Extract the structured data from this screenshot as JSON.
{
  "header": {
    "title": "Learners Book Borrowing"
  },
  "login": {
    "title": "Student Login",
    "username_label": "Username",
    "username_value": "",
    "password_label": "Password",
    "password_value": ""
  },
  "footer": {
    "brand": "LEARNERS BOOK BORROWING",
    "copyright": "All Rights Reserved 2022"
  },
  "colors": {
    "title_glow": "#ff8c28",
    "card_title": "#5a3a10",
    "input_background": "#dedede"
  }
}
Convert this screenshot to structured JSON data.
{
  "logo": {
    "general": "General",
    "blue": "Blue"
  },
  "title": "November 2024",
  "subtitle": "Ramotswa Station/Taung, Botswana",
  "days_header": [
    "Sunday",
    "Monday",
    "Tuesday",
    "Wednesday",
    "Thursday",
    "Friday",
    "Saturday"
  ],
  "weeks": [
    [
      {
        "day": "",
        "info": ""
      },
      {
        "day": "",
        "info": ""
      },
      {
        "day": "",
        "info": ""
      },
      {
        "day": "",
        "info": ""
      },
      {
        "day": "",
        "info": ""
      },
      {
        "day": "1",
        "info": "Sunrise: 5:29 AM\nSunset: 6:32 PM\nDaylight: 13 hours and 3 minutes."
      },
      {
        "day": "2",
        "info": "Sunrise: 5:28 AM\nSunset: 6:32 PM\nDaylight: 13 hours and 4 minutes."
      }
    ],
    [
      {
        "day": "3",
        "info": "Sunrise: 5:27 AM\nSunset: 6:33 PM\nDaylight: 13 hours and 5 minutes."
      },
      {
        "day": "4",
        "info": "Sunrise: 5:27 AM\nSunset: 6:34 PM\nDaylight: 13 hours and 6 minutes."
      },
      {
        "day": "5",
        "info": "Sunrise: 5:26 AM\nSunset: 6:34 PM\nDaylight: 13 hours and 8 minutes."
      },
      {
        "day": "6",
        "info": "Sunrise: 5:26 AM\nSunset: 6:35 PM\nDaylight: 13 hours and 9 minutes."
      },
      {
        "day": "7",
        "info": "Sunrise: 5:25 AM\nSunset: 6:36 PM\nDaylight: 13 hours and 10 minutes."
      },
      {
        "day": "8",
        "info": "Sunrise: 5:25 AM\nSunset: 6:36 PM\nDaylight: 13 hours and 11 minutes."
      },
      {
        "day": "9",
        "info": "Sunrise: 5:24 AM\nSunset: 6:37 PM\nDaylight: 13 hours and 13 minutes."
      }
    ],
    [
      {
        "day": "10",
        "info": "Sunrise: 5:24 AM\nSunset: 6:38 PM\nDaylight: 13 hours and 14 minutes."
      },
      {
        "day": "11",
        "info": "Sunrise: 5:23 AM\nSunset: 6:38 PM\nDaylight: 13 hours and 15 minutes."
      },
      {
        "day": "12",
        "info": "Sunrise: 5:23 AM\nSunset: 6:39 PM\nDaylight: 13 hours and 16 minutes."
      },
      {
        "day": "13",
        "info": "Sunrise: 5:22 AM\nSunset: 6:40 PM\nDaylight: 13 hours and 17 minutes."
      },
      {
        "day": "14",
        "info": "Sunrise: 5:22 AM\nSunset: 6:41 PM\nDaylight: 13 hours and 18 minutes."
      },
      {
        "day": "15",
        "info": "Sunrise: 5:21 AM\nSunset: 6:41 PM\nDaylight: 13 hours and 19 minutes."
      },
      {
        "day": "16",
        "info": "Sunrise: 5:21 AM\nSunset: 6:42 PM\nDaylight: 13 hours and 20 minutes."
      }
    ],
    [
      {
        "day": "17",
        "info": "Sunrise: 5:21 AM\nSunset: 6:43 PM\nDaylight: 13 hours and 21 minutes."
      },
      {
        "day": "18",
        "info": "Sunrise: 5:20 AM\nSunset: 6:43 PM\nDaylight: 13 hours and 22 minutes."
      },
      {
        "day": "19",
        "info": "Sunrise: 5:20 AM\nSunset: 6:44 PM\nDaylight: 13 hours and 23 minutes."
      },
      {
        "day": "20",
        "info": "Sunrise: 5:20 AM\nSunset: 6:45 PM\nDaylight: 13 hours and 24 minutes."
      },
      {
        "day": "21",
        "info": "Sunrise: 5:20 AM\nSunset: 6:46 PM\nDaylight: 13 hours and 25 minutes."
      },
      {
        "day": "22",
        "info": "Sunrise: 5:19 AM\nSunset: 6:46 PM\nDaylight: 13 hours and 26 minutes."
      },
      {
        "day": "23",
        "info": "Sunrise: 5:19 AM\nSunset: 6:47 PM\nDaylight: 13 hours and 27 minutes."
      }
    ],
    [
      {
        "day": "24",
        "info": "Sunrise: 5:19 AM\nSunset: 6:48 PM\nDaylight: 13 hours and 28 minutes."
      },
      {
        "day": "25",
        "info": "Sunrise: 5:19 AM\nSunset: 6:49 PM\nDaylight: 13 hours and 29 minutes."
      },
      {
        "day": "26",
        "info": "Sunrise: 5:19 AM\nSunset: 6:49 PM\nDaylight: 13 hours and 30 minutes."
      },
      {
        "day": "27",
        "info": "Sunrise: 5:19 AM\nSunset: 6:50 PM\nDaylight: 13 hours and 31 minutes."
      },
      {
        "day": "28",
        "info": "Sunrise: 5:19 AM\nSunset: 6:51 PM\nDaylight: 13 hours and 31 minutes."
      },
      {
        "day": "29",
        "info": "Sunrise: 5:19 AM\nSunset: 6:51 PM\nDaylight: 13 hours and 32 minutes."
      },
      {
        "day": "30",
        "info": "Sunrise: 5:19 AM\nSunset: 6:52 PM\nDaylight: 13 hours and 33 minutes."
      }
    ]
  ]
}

═══

__WRITTEN REQUEST__:
Please output the complete data exactly.

__EXPECTED OUTPUT__:
Extract the structured data from this screenshot as JSON.
{
  "header": {
    "title": "Learners Book Borrowing"
  },
  "login": {
    "title": "Student Login",
    "username_label": "Username",
    "username_value": "",
    "password_label": "Password",
    "password_value": ""
  },
  "footer": {
    "brand": "LEARNERS BOOK BORROWING",
    "copyright": "All Rights Reserved 2022"
  },
  "colors": {
    "title_glow": "#ff8c28",
    "card_title": "#5a3a10",
    "input_background": "#dedede"
  }
}
Convert this screenshot to structured JSON data.
{
  "logo": {
    "general": "General",
    "blue": "Blue"
  },
  "title": "November 2024",
  "subtitle": "Ramotswa Station/Taung, Botswana",
  "days_header": [
    "Sunday",
    "Monday",
    "Tuesday",
    "Wednesday",
    "Thursday",
    "Friday",
    "Saturday"
  ],
  "weeks": [
    [
      {
        "day": "",
        "info": ""
      },
      {
        "day": "",
        "info": ""
      },
      {
        "day": "",
        "info": ""
      },
      {
        "day": "",
        "info": ""
      },
      {
        "day": "",
        "info": ""
      },
      {
        "day": "1",
        "info": "Sunrise: 5:29 AM\nSunset: 6:32 PM\nDaylight: 13 hours and 3 minutes."
      },
      {
        "day": "2",
        "info": "Sunrise: 5:28 AM\nSunset: 6:32 PM\nDaylight: 13 hours and 4 minutes."
      }
    ],
    [
      {
        "day": "3",
        "info": "Sunrise: 5:27 AM\nSunset: 6:33 PM\nDaylight: 13 hours and 5 minutes."
      },
      {
        "day": "4",
        "info": "Sunrise: 5:27 AM\nSunset: 6:34 PM\nDaylight: 13 hours and 6 minutes."
      },
      {
        "day": "5",
        "info": "Sunrise: 5:26 AM\nSunset: 6:34 PM\nDaylight: 13 hours and 8 minutes."
      },
      {
        "day": "6",
        "info": "Sunrise: 5:26 AM\nSunset: 6:35 PM\nDaylight: 13 hours and 9 minutes."
      },
      {
        "day": "7",
        "info": "Sunrise: 5:25 AM\nSunset: 6:36 PM\nDaylight: 13 hours and 10 minutes."
      },
      {
        "day": "8",
        "info": "Sunrise: 5:25 AM\nSunset: 6:36 PM\nDaylight: 13 hours and 11 minutes."
      },
      {
        "day": "9",
        "info": "Sunrise: 5:24 AM\nSunset: 6:37 PM\nDaylight: 13 hours and 13 minutes."
      }
    ],
    [
      {
        "day": "10",
        "info": "Sunrise: 5:24 AM\nSunset: 6:38 PM\nDaylight: 13 hours and 14 minutes."
      },
      {
        "day": "11",
        "info": "Sunrise: 5:23 AM\nSunset: 6:38 PM\nDaylight: 13 hours and 15 minutes."
      },
      {
        "day": "12",
        "info": "Sunrise: 5:23 AM\nSunset: 6:39 PM\nDaylight: 13 hours and 16 minutes."
      },
      {
        "day": "13",
        "info": "Sunrise: 5:22 AM\nSunset: 6:40 PM\nDaylight: 13 hours and 17 minutes."
      },
      {
        "day": "14",
        "info": "Sunrise: 5:22 AM\nSunset: 6:41 PM\nDaylight: 13 hours and 18 minutes."
      },
      {
        "day": "15",
        "info": "Sunrise: 5:21 AM\nSunset: 6:41 PM\nDaylight: 13 hours and 19 minutes."
      },
      {
        "day": "16",
        "info": "Sunrise: 5:21 AM\nSunset: 6:42 PM\nDaylight: 13 hours and 20 minutes."
      }
    ],
    [
      {
        "day": "17",
        "info": "Sunrise: 5:21 AM\nSunset: 6:43 PM\nDaylight: 13 hours and 21 minutes."
      },
      {
        "day": "18",
        "info": "Sunrise: 5:20 AM\nSunset: 6:43 PM\nDaylight: 13 hours and 22 minutes."
      },
      {
        "day": "19",
        "info": "Sunrise: 5:20 AM\nSunset: 6:44 PM\nDaylight: 13 hours and 23 minutes."
      },
      {
        "day": "20",
        "info": "Sunrise: 5:20 AM\nSunset: 6:45 PM\nDaylight: 13 hours and 24 minutes."
      },
      {
        "day": "21",
        "info": "Sunrise: 5:20 AM\nSunset: 6:46 PM\nDaylight: 13 hours and 25 minutes."
      },
      {
        "day": "22",
        "info": "Sunrise: 5:19 AM\nSunset: 6:46 PM\nDaylight: 13 hours and 26 minutes."
      },
      {
        "day": "23",
        "info": "Sunrise: 5:19 AM\nSunset: 6:47 PM\nDaylight: 13 hours and 27 minutes."
      }
    ],
    [
      {
        "day": "24",
        "info": "Sunrise: 5:19 AM\nSunset: 6:48 PM\nDaylight: 13 hours and 28 minutes."
      },
      {
        "day": "25",
        "info": "Sunrise: 5:19 AM\nSunset: 6:49 PM\nDaylight: 13 hours and 29 minutes."
      },
      {
        "day": "26",
        "info": "Sunrise: 5:19 AM\nSunset: 6:49 PM\nDaylight: 13 hours and 30 minutes."
      },
      {
        "day": "27",
        "info": "Sunrise: 5:19 AM\nSunset: 6:50 PM\nDaylight: 13 hours and 31 minutes."
      },
      {
        "day": "28",
        "info": "Sunrise: 5:19 AM\nSunset: 6:51 PM\nDaylight: 13 hours and 31 minutes."
      },
      {
        "day": "29",
        "info": "Sunrise: 5:19 AM\nSunset: 6:51 PM\nDaylight: 13 hours and 32 minutes."
      },
      {
        "day": "30",
        "info": "Sunrise: 5:19 AM\nSunset: 6:52 PM\nDaylight: 13 hours and 33 minutes."
      }
    ]
  ]
}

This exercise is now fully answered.